* PASSAGE PROVIDED:
>> BEGIN

I woke this morning to an unbidden memory of me, a young child, sitting on my mother’s lap. I loved her so much in that moment, I feared losing her and blurted, “I hope I die before you.”
She slapped me. I can’t remember if it was verbal or physical, not that it mattered, I was stunned at the rejection of my expression of love.
It’s been on my mind all morning, why she reacted the way she did. Then I remembered she saw her mother and her mother-in-law each lose a child.
When my mother was in grade school, her 19-year-old brother died of leukemia. She heard about his passing on the school bus. Gossip in a small town.
My mother rarely spoke about the grief of losing him, or the grief her mother endured, but I imagine it was searing.
As a kid, I spent summers with her mother, Ma. We all called her that. She lost two children, an eldest daughter before my mother was born, and her son.
I enjoyed spending time with Ma. She told me you eat a pound of dirt before you die. True words, although I have eaten more than a pound by now thanks to her saving me from drowning when I jumped off Pout Rock into deep water. Always no nonsense, she hiked up her dress and pulled a terrified me out of Lake Whitehall.

>> END

* ENTRIES PROVIDED:
>> BEGIN

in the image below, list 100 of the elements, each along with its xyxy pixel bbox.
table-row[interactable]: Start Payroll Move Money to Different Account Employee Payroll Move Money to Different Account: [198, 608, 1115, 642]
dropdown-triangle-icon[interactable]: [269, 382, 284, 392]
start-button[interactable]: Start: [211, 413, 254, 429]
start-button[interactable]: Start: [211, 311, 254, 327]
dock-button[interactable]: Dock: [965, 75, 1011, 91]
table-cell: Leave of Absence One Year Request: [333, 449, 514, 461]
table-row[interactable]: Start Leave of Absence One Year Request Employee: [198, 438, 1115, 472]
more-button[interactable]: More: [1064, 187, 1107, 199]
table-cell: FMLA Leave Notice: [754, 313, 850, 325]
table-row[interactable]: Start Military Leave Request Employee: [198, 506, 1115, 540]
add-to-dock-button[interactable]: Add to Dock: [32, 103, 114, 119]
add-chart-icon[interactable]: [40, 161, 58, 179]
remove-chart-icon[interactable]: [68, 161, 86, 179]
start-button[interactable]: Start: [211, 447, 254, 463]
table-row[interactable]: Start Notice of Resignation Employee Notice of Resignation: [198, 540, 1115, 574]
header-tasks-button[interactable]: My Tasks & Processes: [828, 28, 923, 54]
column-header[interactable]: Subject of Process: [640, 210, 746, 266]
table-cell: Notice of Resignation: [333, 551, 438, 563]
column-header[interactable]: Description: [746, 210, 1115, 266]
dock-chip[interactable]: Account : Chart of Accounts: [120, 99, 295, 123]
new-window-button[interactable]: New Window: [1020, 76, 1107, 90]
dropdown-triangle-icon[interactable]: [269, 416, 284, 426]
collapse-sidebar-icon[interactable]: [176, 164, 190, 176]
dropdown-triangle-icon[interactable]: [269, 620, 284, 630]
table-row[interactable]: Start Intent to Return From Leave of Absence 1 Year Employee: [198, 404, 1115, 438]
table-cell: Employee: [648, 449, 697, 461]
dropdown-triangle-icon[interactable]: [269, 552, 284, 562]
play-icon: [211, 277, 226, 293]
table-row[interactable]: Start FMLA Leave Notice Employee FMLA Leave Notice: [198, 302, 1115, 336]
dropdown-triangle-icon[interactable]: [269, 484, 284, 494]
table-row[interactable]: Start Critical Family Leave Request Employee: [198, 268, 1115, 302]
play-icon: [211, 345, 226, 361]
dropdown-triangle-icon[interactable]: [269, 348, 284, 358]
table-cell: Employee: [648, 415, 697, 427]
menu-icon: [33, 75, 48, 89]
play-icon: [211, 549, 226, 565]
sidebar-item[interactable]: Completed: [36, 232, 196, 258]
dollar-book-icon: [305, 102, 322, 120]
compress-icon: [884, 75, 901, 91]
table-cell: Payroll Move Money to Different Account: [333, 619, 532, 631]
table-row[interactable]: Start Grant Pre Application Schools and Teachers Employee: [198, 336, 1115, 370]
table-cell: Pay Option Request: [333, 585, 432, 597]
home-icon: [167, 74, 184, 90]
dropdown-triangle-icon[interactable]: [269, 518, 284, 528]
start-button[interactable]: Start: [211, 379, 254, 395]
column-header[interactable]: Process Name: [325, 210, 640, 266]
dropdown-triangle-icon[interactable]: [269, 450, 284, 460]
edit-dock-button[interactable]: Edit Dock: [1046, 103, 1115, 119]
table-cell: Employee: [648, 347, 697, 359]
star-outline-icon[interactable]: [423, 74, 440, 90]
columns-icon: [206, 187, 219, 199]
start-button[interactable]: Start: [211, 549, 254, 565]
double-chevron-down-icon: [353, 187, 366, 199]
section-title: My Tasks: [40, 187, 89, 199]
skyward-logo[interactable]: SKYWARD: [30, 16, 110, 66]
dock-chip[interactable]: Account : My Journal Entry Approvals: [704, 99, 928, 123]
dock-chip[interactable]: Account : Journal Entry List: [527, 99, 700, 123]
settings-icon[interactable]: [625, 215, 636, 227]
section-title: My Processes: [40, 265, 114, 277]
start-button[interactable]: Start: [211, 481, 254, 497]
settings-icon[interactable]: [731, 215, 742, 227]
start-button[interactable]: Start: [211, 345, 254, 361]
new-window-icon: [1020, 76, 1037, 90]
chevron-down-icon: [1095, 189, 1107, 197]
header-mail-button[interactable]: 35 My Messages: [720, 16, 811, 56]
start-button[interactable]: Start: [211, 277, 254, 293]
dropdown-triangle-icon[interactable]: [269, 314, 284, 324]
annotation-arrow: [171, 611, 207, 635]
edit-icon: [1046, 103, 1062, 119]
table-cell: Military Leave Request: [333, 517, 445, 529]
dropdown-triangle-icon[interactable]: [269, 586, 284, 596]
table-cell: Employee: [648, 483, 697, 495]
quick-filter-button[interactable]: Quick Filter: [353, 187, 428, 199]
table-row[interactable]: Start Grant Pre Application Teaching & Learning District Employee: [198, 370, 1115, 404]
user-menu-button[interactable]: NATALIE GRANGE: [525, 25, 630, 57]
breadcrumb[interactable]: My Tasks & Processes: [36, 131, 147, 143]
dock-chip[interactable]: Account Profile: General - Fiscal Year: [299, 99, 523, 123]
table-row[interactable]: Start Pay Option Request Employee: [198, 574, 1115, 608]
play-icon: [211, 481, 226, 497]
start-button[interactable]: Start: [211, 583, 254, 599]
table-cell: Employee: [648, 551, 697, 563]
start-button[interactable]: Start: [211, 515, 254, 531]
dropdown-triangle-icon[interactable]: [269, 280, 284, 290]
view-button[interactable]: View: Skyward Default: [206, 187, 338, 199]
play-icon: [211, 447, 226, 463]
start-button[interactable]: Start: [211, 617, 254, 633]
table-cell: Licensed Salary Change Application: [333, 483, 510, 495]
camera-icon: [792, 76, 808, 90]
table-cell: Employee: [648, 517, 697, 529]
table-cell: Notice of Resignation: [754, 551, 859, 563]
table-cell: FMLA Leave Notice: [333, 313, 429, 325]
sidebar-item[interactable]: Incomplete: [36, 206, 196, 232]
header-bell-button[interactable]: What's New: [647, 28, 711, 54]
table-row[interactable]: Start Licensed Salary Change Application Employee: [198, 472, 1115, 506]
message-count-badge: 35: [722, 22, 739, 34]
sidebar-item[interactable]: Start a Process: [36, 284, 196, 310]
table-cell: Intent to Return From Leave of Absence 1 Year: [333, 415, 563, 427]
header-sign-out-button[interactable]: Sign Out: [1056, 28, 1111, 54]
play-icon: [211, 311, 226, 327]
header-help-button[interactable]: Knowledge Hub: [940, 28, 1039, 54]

>> END

* SET EXERCISE: Pull out the memoir passage about the childhood memory on the mother's lap from above the listing and reproduce it in full, word for word.

* FULL ANSWER:
I woke this morning to an unbidden memory of me, a young child, sitting on my mother’s lap. I loved her so much in that moment, I feared losing her and blurted, “I hope I die before you.”
She slapped me. I can’t remember if it was verbal or physical, not that it mattered, I was stunned at the rejection of my expression of love.
It’s been on my mind all morning, why she reacted the way she did. Then I remembered she saw her mother and her mother-in-law each lose a child.
When my mother was in grade school, her 19-year-old brother died of leukemia. She heard about his passing on the school bus. Gossip in a small town.
My mother rarely spoke about the grief of losing him, or the grief her mother endured, but I imagine it was searing.
As a kid, I spent summers with her mother, Ma. We all called her that. She lost two children, an eldest daughter before my mother was born, and her son.
I enjoyed spending time with Ma. She told me you eat a pound of dirt before you die. True words, although I have eaten more than a pound by now thanks to her saving me from drowning when I jumped off Pout Rock into deep water. Always no nonsense, she hiked up her dress and pulled a terrified me out of Lake Whitehall.